EXTRAIT DU TEXTE:
La grande aiguille de nos montres est braquée sur 17h, la petite, elle, oscille, difficile de connaître l’exacte minute. Samedi 23 juillet, sur les coups de 17h, le Tour de France connaît son nouveau vainqueur. « A bloc, à bloc, à bloc ». A entendre Stefano Zanatta au détour d’une contre-allée du parc Paul Mistral, Ivan Basso (Liquigas-Cannondale) n’est pas là pour rigoler. En ce mercredi 8 juin, comprenez-le bien, il s’apprête à découvrir les portions goudronnées qui pourraient bien le couronner à la fin du mois de juillet. Peu accessible, l’Italien. Peu accessible également que ce contre-la-montre dont on nous a tant parlé. Peu accessible en pratique car sur le papier, un enfant de CM2 pourrait vous l’expliquer tant l’équation est aisée : ça monte, ça monte encore un peu plus fort et puis la route a-t-elle à peine le temps de descendre à pic qu’elle s’élève de nouveau, déjà. Montagnes russes que ces portions de bitume pour la plupart perchées sur les hauteurs de Grenoble.

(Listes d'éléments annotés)
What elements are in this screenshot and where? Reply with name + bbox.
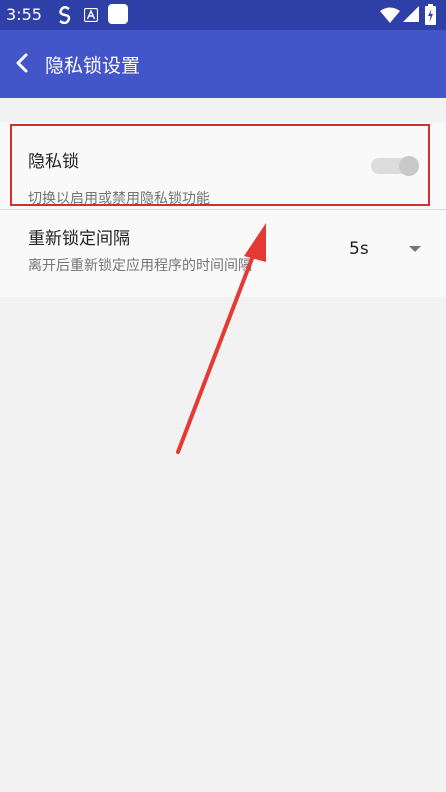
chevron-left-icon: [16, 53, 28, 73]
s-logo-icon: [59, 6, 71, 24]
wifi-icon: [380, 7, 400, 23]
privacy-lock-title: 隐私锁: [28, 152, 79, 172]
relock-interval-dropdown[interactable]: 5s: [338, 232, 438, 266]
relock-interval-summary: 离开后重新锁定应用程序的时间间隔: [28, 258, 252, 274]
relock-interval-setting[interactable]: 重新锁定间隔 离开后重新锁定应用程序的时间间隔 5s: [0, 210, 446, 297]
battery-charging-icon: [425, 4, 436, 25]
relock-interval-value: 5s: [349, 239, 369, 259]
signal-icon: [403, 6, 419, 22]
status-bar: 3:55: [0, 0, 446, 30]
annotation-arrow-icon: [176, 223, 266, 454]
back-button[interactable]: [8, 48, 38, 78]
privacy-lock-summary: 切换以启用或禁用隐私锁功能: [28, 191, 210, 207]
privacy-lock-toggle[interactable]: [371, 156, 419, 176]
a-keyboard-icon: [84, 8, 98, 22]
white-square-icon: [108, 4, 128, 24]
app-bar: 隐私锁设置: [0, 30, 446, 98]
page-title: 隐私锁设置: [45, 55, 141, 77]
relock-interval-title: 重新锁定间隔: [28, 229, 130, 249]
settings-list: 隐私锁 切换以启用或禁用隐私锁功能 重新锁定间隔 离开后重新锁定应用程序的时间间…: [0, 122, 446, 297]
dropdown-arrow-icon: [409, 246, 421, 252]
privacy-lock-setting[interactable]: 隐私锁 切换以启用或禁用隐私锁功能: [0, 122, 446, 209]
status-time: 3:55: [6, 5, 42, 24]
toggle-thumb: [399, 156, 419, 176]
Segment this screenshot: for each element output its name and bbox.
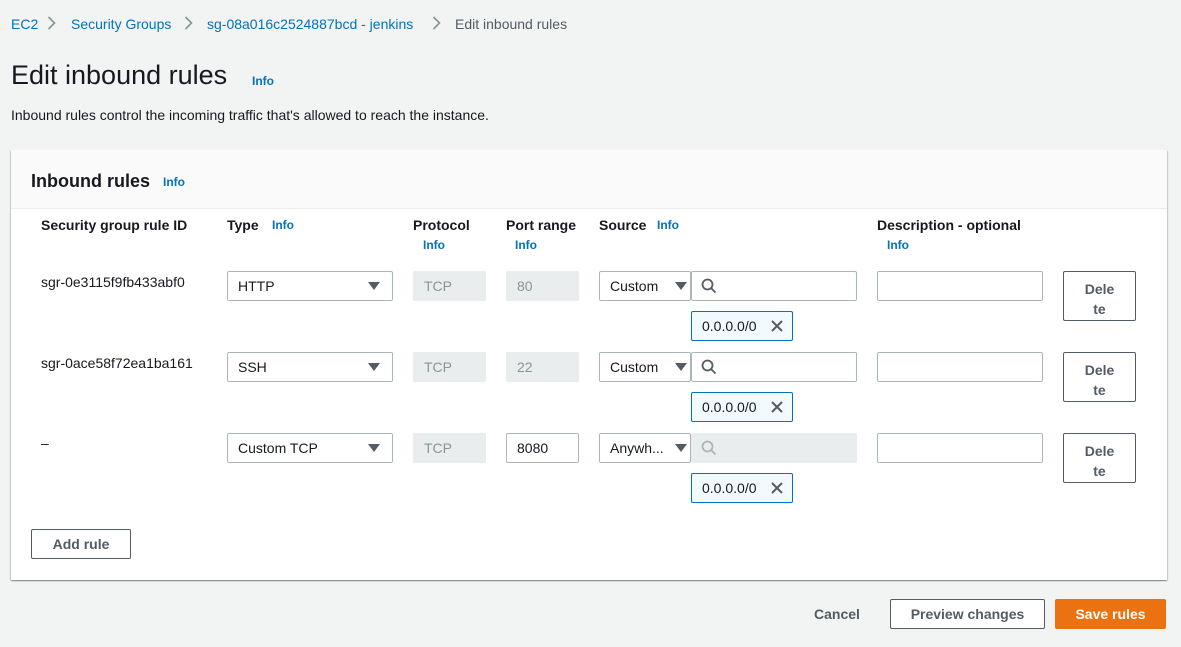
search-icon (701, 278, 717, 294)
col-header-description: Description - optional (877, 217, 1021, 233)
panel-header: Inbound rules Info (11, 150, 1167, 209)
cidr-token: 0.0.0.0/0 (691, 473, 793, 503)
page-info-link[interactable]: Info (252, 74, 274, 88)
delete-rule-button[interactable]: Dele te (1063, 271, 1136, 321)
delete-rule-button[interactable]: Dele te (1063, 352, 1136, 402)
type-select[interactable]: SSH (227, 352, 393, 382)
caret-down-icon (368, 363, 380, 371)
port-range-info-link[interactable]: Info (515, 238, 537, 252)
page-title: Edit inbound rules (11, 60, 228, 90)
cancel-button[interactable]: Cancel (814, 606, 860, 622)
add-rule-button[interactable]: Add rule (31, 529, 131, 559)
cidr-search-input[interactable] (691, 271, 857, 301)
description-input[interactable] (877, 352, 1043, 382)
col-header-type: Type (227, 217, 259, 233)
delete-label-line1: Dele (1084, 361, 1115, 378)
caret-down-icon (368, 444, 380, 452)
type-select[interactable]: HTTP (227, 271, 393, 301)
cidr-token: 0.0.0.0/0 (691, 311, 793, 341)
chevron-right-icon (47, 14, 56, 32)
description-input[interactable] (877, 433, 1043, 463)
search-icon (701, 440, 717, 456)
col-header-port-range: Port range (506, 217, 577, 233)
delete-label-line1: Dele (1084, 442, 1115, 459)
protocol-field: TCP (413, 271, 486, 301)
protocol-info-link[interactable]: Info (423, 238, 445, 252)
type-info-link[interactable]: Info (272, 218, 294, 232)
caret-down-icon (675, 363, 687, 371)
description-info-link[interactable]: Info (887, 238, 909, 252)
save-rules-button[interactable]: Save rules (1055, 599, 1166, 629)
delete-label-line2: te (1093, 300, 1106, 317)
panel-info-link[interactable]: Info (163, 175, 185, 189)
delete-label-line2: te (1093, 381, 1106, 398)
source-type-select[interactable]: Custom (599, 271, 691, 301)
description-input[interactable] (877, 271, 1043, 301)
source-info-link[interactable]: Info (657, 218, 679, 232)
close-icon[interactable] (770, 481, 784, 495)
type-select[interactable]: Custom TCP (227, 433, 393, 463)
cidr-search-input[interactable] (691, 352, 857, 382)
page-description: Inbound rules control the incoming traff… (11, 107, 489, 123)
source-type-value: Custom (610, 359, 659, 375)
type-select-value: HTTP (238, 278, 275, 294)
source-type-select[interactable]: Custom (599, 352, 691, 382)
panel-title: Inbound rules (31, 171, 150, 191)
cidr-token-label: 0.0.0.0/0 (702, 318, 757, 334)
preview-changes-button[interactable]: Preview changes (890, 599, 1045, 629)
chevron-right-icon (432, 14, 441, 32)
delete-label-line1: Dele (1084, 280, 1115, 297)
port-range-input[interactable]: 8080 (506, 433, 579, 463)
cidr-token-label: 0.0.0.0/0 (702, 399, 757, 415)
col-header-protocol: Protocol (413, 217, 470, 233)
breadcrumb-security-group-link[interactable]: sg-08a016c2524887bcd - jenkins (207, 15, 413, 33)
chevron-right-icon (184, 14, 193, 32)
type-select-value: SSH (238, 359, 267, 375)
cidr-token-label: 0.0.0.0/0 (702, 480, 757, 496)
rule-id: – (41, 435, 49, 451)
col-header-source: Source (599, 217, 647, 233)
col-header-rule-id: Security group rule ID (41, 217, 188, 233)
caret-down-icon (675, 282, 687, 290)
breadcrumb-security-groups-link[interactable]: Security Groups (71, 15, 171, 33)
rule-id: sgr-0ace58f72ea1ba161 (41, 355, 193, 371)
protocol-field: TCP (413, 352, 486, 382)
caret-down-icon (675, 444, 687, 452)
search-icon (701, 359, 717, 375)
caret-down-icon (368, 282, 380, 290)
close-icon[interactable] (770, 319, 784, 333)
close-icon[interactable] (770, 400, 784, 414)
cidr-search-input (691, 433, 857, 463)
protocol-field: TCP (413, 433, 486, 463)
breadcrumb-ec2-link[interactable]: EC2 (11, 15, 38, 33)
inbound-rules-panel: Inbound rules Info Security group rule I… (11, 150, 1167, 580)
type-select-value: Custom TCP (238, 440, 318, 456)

CONSIGNES:
#1 Répondez à ces questions à partir de l'extrait sur le contre-la-montre de Grenoble :
(a) Quel jour le Tour de France connaît-il son nouveau vainqueur ?
(b) Dans quelle équipe court Ivan Basso ?
(c) Dans quel parc entend-on Stefano Zanatta ?
#2 Relevez tous les noms propres de personnes, d'équipes, de courses et de lieux qui figurent dans l'extrait sur le contre-la-montre de Grenoble.
#3 Prolongez l'extrait sur le contre-la-montre de Grenoble au-delà de sa dernière phrase.

CORRIGÉ:
#1
(a) Le samedi 23 juillet, vers 17h.
(b) Liquigas-Cannondale.
(c) Le parc Paul Mistral.

#2 Tour de France, Stefano Zanatta, parc Paul Mistral, Ivan Basso, Liquigas-Cannondale, Grenoble

#3
L’Isère coule ici comme couleront le 23 juillet prochain les sanglots longs de bon nombre de forçats, forçats de la route ceux-là, ayant tout perdu au milieu des somptueuses forêts nichées sur les contreforts du massif de Belledonne. Certains auront des yeux de poissons morts, avalés par trois semaines extrêmement compliquées et un parcours accidenté ayant fini par les achever. La tête prendra le dessus sur des corps malmenés posés au-dessus de machines guidées par la simple ligne qui délimite la portion goudronnée, gare aux abîmes du classement général qui attendent le forçat déconcentré.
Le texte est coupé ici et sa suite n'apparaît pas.